▶ Stated exercise:
Return all lines where the word "JSON" can be found.

▶ Information shown:
┄┄┄┄┄┄
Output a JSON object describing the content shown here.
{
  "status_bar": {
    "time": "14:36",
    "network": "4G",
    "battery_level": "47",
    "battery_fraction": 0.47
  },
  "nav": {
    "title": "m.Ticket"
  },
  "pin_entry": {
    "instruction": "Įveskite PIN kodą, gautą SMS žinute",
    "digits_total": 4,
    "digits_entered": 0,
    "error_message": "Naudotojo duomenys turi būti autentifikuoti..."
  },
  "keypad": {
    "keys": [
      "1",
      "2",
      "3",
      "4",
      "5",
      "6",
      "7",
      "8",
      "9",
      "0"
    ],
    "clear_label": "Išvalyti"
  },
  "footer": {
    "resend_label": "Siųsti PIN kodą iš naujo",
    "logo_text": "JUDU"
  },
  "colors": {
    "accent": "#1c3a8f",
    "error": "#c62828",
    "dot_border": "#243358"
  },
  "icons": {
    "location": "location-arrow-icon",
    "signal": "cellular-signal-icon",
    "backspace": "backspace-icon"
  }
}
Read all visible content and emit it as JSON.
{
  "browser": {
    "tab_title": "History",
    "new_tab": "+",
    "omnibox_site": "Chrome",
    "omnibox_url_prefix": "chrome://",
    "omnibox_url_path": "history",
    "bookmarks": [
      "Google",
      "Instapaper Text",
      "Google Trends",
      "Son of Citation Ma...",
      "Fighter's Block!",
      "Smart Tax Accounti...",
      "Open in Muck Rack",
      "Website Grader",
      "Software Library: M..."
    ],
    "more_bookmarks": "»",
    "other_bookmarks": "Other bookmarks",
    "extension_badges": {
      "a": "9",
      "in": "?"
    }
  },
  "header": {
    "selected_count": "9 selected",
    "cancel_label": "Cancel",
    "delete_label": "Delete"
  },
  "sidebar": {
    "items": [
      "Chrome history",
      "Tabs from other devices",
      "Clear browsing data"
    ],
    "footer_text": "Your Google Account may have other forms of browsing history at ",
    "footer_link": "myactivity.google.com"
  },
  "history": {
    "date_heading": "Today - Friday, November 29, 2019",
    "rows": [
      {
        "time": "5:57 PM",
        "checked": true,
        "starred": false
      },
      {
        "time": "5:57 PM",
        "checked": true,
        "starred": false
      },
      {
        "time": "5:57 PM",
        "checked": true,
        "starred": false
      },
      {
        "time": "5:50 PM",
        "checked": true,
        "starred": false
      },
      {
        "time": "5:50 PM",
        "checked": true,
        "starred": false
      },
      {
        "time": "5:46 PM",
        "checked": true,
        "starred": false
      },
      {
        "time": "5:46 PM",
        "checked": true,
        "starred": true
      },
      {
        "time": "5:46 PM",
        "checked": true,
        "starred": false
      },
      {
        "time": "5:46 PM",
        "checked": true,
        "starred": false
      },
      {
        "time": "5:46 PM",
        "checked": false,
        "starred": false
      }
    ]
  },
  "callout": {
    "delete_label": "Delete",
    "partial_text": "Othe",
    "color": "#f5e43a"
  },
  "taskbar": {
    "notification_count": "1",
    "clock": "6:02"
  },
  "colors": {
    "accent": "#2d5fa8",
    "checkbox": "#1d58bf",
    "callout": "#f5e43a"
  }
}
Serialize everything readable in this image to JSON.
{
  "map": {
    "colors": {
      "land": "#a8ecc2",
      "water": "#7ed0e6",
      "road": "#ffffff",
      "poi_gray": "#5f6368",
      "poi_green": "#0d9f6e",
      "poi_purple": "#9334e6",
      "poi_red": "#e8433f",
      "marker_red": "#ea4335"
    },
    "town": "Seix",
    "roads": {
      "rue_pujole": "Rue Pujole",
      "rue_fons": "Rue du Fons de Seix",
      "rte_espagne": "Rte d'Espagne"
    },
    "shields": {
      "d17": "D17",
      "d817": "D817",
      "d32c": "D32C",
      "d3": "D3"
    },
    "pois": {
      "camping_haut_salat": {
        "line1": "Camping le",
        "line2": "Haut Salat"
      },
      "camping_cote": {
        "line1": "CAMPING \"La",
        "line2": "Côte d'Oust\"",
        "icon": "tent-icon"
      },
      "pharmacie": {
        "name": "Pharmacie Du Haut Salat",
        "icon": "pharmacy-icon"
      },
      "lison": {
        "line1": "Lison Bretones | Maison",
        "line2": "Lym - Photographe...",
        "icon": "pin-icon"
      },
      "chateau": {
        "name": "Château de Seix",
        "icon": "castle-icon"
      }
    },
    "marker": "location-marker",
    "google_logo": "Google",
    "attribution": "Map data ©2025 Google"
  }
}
┄┄┄┄┄┄
▶ Task response:
Output a JSON object describing the content shown here.
Read all visible content and emit it as JSON.
Serialize everything readable in this image to JSON.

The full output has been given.